- Records for the exercise

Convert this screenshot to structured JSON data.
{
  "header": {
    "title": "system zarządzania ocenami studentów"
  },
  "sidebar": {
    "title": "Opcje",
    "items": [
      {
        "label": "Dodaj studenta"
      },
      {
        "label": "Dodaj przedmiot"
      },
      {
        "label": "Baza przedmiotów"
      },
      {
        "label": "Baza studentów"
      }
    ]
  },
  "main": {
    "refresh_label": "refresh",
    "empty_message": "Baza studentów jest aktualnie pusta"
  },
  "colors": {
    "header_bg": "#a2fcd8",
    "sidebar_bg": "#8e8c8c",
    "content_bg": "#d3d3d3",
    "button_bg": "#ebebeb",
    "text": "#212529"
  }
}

- Goal
Quote each line of the listing above exactly.

- Answer to the task
Convert this screenshot to structured JSON data.
{
  "header": {
    "title": "system zarządzania ocenami studentów"
  },
  "sidebar": {
    "title": "Opcje",
    "items": [
      {
        "label": "Dodaj studenta"
      },
      {
        "label": "Dodaj przedmiot"
      },
      {
        "label": "Baza przedmiotów"
      },
      {
        "label": "Baza studentów"
      }
    ]
  },
  "main": {
    "refresh_label": "refresh",
    "empty_message": "Baza studentów jest aktualnie pusta"
  },
  "colors": {
    "header_bg": "#a2fcd8",
    "sidebar_bg": "#8e8c8c",
    "content_bg": "#d3d3d3",
    "button_bg": "#ebebeb",
    "text": "#212529"
  }
}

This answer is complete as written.